— BEGIN MATERIAL TO PROCESS —
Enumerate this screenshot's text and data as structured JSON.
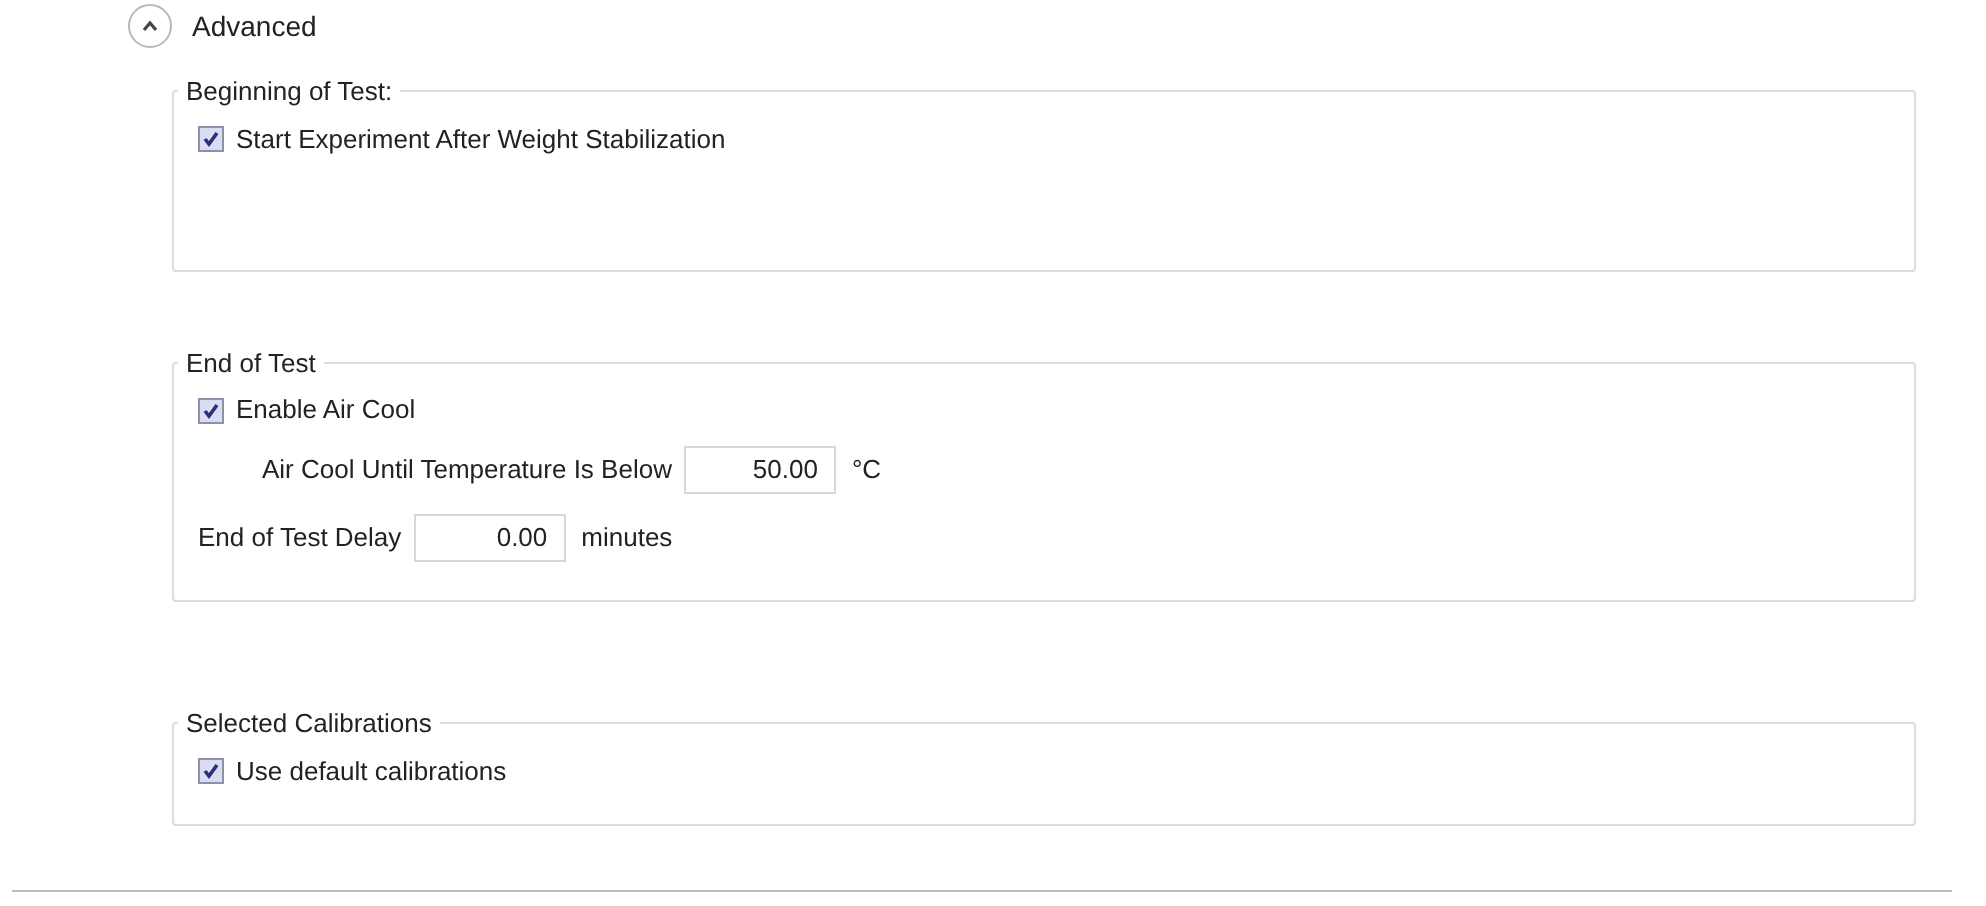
{
  "advanced": {
    "label": "Advanced",
    "expanded": true
  },
  "groups": [
    {
      "title": "Beginning of Test:",
      "items": [
        {
          "kind": "checkbox",
          "label": "Start Experiment After Weight Stabilization",
          "checked": true
        }
      ]
    },
    {
      "title": "End of Test",
      "items": [
        {
          "kind": "checkbox",
          "label": "Enable Air Cool",
          "checked": true
        },
        {
          "kind": "number",
          "indented": true,
          "label": "Air Cool Until Temperature Is Below",
          "value": "50.00",
          "unit": "°C"
        },
        {
          "kind": "number",
          "indented": false,
          "label": "End of Test Delay",
          "value": "0.00",
          "unit": "minutes"
        }
      ]
    },
    {
      "title": "Selected Calibrations",
      "items": [
        {
          "kind": "checkbox",
          "label": "Use default calibrations",
          "checked": true
        }
      ]
    }
  ]
}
— END MATERIAL TO PROCESS —
Every entry above needs to be retyped exactly; drop the pictures.

• TASK OUTPUT:
Enumerate this screenshot's text and data as structured JSON.
{
  "advanced": {
    "label": "Advanced",
    "expanded": true
  },
  "groups": [
    {
      "title": "Beginning of Test:",
      "items": [
        {
          "kind": "checkbox",
          "label": "Start Experiment After Weight Stabilization",
          "checked": true
        }
      ]
    },
    {
      "title": "End of Test",
      "items": [
        {
          "kind": "checkbox",
          "label": "Enable Air Cool",
          "checked": true
        },
        {
          "kind": "number",
          "indented": true,
          "label": "Air Cool Until Temperature Is Below",
          "value": "50.00",
          "unit": "°C"
        },
        {
          "kind": "number",
          "indented": false,
          "label": "End of Test Delay",
          "value": "0.00",
          "unit": "minutes"
        }
      ]
    },
    {
      "title": "Selected Calibrations",
      "items": [
        {
          "kind": "checkbox",
          "label": "Use default calibrations",
          "checked": true
        }
      ]
    }
  ]
}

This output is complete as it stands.